OBJECTIVE: Leave out the pictures and repeat every record exactly.

::::

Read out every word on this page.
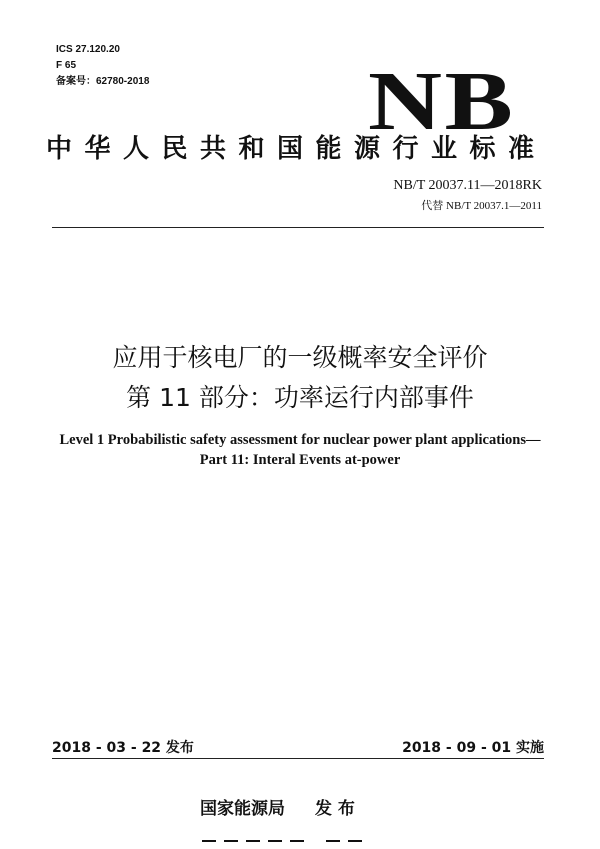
ICS 27.120.20
F 65
备案号：62780-2018	NB
中华人民共和国能源行业标准
NB/T 20037.11—2018RK
代替 NB/T 20037.1—2011
应用于核电厂的一级概率安全评价
第 11 部分：功率运行内部事件
Level 1 Probabilistic safety assessment for nuclear power plant applications—
Part 11: Interal Events at-power
2018 - 03 - 22 发布	2018 - 09 - 01 实施
国家能源局 发 布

::::

TASK ANSWER:
Read out every word on this page.
ICS 27.120.20
F 65
备案号：62780-2018	NB
中华人民共和国能源行业标准
NB/T 20037.11—2018RK
代替 NB/T 20037.1—2011
应用于核电厂的一级概率安全评价
第 11 部分：功率运行内部事件
Level 1 Probabilistic safety assessment for nuclear power plant applications—
Part 11: Interal Events at-power
2018 - 03 - 22 发布	2018 - 09 - 01 实施
国家能源局 发 布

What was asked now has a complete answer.